> [GOAL] Show every line below where "Latency" can be found.
○ ○ ○ ○ ○
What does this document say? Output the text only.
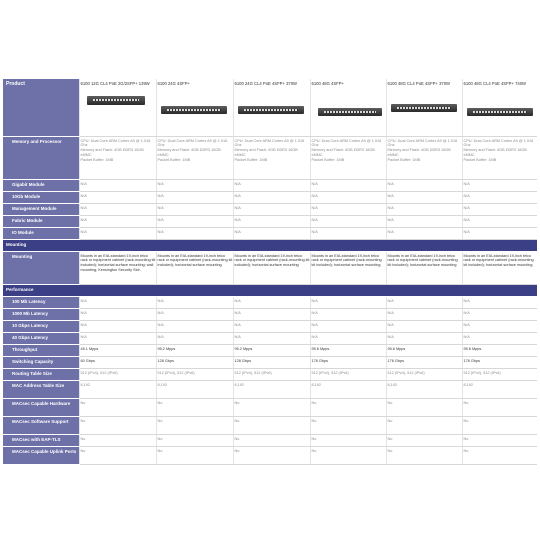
Product	6100 12G CL4 PoE 2G/2SFP+ 139W	6100 24G 4SFP+	6100 24G CL4 PoE 4SFP+ 370W	6100 48G 4SFP+	6100 48G CL4 PoE 4SFP+ 370W	6100 48G CL4 PoE 4SFP+ 740W

Memory and Processor	CPU: Dual Core ARM Cortex A9 @ 1.016 Ghz
Memory and Flash: 4GB DDR3 16GB eMMC
Packet Buffer: 1MB	CPU: Dual Core ARM Cortex A9 @ 1.016 Ghz
Memory and Flash: 4GB DDR3 16GB eMMC
Packet Buffer: 1MB	CPU: Dual Core ARM Cortex A9 @ 1.016 Ghz
Memory and Flash: 4GB DDR3 16GB eMMC
Packet Buffer: 1MB	CPU: Dual Core ARM Cortex A9 @ 1.016 Ghz
Memory and Flash: 4GB DDR3 16GB eMMC
Packet Buffer: 1MB	CPU: Dual Core ARM Cortex A9 @ 1.016 Ghz
Memory and Flash: 4GB DDR3 16GB eMMC
Packet Buffer: 1MB	CPU: Dual Core ARM Cortex A9 @ 1.016 Ghz
Memory and Flash: 4GB DDR3 16GB eMMC
Packet Buffer: 1MB
Gigabit Module	N/A	N/A	N/A	N/A	N/A	N/A
10Gb Module	N/A	N/A	N/A	N/A	N/A	N/A
Management Module	N/A	N/A	N/A	N/A	N/A	N/A
Fabric Module	N/A	N/A	N/A	N/A	N/A	N/A
IO Module	N/A	N/A	N/A	N/A	N/A	N/A
Mounting						
Mounting	Mounts in an EIA-standard 19-inch telco rack or equipment cabinet (rack-mounting kit included); horizontal surface mounting; wall mounting; Kensington Security Slot.	Mounts in an EIA-standard 19-inch telco rack or equipment cabinet (rack-mounting kit included); horizontal surface mounting	Mounts in an EIA-standard 19-inch telco rack or equipment cabinet (rack-mounting kit included); horizontal surface mounting	Mounts in an EIA-standard 19-inch telco rack or equipment cabinet (rack-mounting kit included); horizontal surface mounting	Mounts in an EIA-standard 19-inch telco rack or equipment cabinet (rack-mounting kit included); horizontal surface mounting	Mounts in an EIA-standard 19-inch telco rack or equipment cabinet (rack-mounting kit included); horizontal surface mounting
Performance						
100 Mb Latency	N/A	N/A	N/A	N/A	N/A	N/A
1000 Mb Latency	N/A	N/A	N/A	N/A	N/A	N/A
10 Gbps Latency	N/A	N/A	N/A	N/A	N/A	N/A
40 Gbps Latency	N/A	N/A	N/A	N/A	N/A	N/A
Throughput	45.1 Mpps	95.2 Mpps	95.2 Mpps	95.6 Mpps	95.6 Mpps	95.6 Mpps
Switching Capacity	60 Gbps	128 Gbps	128 Gbps	176 Gbps	176 Gbps	176 Gbps
Routing Table Size	512 (IPv4), 512 (IPv6)	512 (IPv4), 512 (IPv6)	512 (IPv4), 512 (IPv6)	512 (IPv4), 512 (IPv6)	512 (IPv4), 512 (IPv6)	512 (IPv4), 512 (IPv6)
MAC Address Table Size	8,192	8,192	8,192	8,192	8,192	8,192
MACsec Capable Hardware	No	No	No	No	No	No
MACsec Software Support	No	No	No	No	No	No
MACsec with EAP-TLS	No	No	No	No	No	No
MACsec Capable Uplink Ports	No	No	No	No	No	No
○ ○ ○ ○ ○
> [COMPLETE RESPONSE]
100 Mb Latency	N/A	N/A	N/A	N/A	N/A	N/A
1000 Mb Latency	N/A	N/A	N/A	N/A	N/A	N/A
10 Gbps Latency	N/A	N/A	N/A	N/A	N/A	N/A
40 Gbps Latency	N/A	N/A	N/A	N/A	N/A	N/A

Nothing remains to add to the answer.